__Problemas a resolver__.
#1 Responda com base no texto sobre o Uber:
(a) Em quais cidades foram registrados os episódios de violência envolvendo taxistas e motoristas do Uber?
(b) De qual instituição Marília Ferreira Maciel é professora de Direito?
(c) O que os vereadores de Campinas aprovaram em primeira discussão?
#2 Explique, por favor, em uma a três frases, por que, segundo a professora citada no texto sobre o Uber, proibir o Uber nesse momento não encerraria a questão.

__Texto do documento__.
================================
Atualmente existem plataformas conhecidas como economia de compartilhamento oferecendo vários serviços como entregas de mercadorias, transportes de passageiros e outras que as pessoas comercializam o próprio tempo livre podendo assim, prestar serviço a quem não tem tempo disponível.
A Professora de Direito da Fundação Getúlio Vargas, Marília Ferreira Maciel, disse que se trata de uma tendência mundial e mesmo que se proíba o Uber nesse momento, outras plataformas devem surgir. Ela cita a Lei de Mobilidade Urbana, que tem como uma das interpretações, que foi criada antes de plataformas de compartilhamento como o Uber.
No inicio do mês dois episódios de violência envolvendo taxistas e motoristas do Uber foram registrados em São Paulo e Belo Horizonte. Para a professora de Direito da FGV, o ideal seria buscar um meio termo entre os dois serviços oferecidos
Marília Ferreira Maciel também acredita que seja o momento dos taxistas pensarem em como o negócio pode se reinventar, diante da nova concorrência, e se tornar mais competitivo. Uma das alternativas seria questionar o próprio poder público.
Em Campinas os vereadores aprovaram em primeira discussão o projeto que proíbe a implantação do serviço de transporte de passageiros através do aplicativo Uber. Antes da votação do mérito do projeto, uma audiência pública deverá ser realizada.
================================
__Linhas fornecidas__.
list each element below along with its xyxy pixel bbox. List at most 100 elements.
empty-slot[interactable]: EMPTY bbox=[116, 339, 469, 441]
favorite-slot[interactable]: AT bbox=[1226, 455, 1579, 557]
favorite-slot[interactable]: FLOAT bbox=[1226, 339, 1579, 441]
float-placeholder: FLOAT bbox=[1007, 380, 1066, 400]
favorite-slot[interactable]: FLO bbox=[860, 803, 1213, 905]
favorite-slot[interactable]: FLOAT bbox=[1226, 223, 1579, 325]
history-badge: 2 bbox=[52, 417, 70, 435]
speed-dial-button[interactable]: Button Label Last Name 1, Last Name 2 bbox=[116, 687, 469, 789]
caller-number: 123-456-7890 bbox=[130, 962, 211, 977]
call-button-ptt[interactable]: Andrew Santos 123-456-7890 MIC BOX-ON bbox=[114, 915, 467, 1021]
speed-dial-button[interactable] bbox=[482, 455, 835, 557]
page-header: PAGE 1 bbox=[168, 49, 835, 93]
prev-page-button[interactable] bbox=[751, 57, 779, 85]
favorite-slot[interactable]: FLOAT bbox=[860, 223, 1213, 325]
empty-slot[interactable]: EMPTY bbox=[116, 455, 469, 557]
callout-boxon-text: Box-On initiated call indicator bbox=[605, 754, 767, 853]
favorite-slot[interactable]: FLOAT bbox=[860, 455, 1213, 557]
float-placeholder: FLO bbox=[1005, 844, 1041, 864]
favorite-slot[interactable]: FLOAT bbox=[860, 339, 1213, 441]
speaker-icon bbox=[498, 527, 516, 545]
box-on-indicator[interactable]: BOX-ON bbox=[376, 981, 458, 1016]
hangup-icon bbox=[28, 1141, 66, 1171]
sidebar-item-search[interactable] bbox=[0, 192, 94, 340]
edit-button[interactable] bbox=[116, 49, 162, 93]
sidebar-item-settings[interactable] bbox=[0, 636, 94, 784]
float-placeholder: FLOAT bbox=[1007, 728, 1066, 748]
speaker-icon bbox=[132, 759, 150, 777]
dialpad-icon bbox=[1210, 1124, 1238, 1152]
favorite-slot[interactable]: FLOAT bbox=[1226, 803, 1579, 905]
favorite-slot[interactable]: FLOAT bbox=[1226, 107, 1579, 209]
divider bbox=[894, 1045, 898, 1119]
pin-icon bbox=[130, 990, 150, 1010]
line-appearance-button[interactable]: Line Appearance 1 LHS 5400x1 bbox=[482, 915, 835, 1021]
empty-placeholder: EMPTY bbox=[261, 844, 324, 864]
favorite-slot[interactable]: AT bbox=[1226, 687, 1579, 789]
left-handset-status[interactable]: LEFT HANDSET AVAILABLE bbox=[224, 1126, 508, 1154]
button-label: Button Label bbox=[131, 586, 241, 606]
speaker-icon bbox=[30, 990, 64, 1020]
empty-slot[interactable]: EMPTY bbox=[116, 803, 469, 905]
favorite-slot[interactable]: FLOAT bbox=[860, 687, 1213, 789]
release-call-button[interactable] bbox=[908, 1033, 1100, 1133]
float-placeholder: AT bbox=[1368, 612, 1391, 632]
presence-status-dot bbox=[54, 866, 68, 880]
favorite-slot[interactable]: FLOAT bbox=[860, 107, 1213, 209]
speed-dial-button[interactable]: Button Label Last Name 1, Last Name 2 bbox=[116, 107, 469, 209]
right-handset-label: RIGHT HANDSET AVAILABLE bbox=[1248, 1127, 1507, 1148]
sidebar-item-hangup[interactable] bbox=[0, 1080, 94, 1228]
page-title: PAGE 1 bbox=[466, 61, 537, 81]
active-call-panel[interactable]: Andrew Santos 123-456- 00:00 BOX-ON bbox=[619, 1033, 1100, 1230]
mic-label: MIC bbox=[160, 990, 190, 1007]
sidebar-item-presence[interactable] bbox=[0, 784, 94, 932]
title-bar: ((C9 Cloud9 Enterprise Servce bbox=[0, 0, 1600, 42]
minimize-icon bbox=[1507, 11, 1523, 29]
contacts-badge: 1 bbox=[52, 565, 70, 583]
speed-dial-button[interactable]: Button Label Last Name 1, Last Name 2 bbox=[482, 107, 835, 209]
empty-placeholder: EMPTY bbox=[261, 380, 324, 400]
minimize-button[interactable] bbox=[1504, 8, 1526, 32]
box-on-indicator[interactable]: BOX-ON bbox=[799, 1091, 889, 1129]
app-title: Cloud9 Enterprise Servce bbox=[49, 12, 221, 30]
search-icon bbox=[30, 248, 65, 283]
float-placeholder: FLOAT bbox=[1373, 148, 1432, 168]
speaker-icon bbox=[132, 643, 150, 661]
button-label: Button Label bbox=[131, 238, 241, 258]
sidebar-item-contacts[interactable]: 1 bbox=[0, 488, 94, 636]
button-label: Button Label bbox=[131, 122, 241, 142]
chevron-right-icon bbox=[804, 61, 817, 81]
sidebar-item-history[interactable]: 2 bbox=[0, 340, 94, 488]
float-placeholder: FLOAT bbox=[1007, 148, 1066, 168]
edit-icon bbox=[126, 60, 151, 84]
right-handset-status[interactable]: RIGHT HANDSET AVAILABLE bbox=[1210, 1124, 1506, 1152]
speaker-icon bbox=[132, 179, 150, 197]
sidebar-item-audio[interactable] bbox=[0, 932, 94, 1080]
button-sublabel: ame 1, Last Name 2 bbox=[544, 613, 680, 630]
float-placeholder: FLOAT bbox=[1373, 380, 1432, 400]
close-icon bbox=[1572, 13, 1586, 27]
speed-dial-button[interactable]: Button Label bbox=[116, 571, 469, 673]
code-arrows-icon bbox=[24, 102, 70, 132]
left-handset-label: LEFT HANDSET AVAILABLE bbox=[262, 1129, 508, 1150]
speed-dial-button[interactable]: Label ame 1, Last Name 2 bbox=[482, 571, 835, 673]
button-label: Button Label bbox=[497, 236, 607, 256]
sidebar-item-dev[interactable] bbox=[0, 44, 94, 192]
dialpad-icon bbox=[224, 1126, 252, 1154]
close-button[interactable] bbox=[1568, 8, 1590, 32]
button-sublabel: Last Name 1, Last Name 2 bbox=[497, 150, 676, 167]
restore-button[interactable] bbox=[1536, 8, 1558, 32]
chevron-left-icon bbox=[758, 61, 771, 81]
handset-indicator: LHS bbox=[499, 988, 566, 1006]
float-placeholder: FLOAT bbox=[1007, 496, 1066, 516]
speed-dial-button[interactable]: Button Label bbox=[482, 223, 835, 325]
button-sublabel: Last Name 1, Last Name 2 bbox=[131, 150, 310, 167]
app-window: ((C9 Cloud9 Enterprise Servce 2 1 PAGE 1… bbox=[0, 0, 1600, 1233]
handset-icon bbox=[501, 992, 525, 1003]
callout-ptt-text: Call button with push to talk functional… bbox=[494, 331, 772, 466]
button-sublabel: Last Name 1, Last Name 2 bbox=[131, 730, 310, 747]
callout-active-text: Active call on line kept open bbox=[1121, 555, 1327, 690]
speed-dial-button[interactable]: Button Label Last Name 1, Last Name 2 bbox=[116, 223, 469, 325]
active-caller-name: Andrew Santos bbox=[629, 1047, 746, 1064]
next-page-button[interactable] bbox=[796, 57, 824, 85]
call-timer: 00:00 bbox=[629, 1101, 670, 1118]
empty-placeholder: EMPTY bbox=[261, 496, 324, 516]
================================
__Respostas fornecidas__.
#1
(a) Em São Paulo e Belo Horizonte.
(b) Da Fundação Getúlio Vargas.
(c) O projeto que proíbe a implantação do serviço de transporte de passageiros através do aplicativo Uber.

#2 Segundo a professora, trata-se de uma tendência mundial. Por isso, mesmo que o Uber seja proibido nesse momento, outras plataformas devem surgir.